What is required
Please copy the listing exactly, from its first line through the line with "poll-option-no[interactable]: No [747, 642, 786, 660]", including both of those lines.

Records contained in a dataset
------------

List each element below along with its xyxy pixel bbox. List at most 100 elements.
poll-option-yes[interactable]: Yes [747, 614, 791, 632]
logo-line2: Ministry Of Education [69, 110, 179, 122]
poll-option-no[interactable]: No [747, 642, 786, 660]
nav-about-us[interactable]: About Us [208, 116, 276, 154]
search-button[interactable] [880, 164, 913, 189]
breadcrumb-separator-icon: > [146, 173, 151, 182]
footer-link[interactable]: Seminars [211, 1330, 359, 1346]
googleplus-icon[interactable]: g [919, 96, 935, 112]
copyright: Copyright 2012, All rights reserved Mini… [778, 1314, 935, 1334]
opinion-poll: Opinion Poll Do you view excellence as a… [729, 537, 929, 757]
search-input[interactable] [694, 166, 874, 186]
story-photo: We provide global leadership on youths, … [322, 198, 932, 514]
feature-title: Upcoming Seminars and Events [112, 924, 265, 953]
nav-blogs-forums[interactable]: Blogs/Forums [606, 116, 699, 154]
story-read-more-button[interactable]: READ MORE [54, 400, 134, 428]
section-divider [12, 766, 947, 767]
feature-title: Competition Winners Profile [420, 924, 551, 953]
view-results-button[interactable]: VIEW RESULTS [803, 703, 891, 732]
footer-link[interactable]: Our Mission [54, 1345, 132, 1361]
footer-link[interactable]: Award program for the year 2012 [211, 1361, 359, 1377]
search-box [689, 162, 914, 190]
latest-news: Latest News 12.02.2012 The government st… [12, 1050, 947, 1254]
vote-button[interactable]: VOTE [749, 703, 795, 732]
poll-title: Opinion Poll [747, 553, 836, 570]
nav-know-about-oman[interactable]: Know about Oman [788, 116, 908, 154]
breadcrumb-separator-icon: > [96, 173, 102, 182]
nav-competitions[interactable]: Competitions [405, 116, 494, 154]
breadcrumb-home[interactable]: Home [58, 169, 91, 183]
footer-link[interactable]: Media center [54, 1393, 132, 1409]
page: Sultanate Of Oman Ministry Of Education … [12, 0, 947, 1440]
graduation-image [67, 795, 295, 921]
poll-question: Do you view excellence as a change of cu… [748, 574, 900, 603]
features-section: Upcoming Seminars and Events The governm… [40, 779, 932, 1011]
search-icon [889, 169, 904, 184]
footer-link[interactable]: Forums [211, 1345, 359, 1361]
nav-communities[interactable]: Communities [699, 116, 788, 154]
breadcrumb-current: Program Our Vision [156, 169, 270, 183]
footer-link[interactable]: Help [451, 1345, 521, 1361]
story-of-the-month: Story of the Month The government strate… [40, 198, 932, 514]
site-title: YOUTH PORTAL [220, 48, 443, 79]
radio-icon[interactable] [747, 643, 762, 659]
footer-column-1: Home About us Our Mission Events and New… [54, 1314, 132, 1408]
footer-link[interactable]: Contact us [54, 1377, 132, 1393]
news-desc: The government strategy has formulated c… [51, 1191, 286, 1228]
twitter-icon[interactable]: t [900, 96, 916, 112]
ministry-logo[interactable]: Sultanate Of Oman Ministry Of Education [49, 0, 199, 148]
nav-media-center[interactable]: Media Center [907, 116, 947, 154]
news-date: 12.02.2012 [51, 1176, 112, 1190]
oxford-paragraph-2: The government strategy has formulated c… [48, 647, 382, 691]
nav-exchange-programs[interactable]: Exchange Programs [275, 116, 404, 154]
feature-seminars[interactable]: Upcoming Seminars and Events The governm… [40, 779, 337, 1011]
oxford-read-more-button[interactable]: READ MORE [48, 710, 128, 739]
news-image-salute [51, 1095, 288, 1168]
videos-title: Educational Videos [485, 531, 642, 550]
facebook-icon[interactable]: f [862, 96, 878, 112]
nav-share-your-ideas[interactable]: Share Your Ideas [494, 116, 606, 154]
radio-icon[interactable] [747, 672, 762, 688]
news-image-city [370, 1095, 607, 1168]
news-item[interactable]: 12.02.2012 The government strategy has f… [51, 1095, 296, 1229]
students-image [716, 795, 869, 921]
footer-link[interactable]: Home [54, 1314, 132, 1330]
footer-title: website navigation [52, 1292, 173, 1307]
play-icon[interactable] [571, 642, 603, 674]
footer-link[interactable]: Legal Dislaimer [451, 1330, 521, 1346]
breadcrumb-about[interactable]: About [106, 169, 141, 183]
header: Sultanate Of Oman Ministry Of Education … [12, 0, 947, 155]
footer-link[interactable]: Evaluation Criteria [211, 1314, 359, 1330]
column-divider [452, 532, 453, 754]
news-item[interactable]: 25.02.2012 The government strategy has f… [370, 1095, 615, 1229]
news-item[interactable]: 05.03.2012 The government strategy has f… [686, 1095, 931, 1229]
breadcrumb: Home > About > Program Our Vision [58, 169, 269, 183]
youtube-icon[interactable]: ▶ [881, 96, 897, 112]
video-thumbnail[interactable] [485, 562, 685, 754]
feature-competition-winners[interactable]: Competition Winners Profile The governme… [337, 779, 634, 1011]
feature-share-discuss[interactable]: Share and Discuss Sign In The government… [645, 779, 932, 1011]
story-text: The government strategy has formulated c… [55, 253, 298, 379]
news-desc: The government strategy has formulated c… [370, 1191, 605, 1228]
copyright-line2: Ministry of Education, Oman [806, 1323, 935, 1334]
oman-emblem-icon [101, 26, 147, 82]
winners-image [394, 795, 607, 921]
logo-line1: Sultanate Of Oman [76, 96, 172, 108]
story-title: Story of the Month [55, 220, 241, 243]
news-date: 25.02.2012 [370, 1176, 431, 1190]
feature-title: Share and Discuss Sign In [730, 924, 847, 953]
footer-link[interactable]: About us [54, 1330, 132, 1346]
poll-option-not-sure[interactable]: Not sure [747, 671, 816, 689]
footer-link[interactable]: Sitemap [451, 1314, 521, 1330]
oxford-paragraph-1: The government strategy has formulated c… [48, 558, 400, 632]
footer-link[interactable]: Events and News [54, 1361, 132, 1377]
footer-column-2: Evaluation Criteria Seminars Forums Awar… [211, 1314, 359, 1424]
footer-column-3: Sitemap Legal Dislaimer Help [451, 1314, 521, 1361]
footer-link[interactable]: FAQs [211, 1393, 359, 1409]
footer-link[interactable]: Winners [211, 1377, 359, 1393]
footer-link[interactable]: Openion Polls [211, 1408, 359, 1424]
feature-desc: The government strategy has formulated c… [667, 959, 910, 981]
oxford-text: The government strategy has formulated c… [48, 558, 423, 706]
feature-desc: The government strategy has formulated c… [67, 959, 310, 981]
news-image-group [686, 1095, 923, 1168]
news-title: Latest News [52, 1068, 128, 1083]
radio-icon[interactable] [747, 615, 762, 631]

------------

Full solution
List each element below along with its xyxy pixel bbox. List at most 100 elements.
poll-option-yes[interactable]: Yes [747, 614, 791, 632]
logo-line2: Ministry Of Education [69, 110, 179, 122]
poll-option-no[interactable]: No [747, 642, 786, 660]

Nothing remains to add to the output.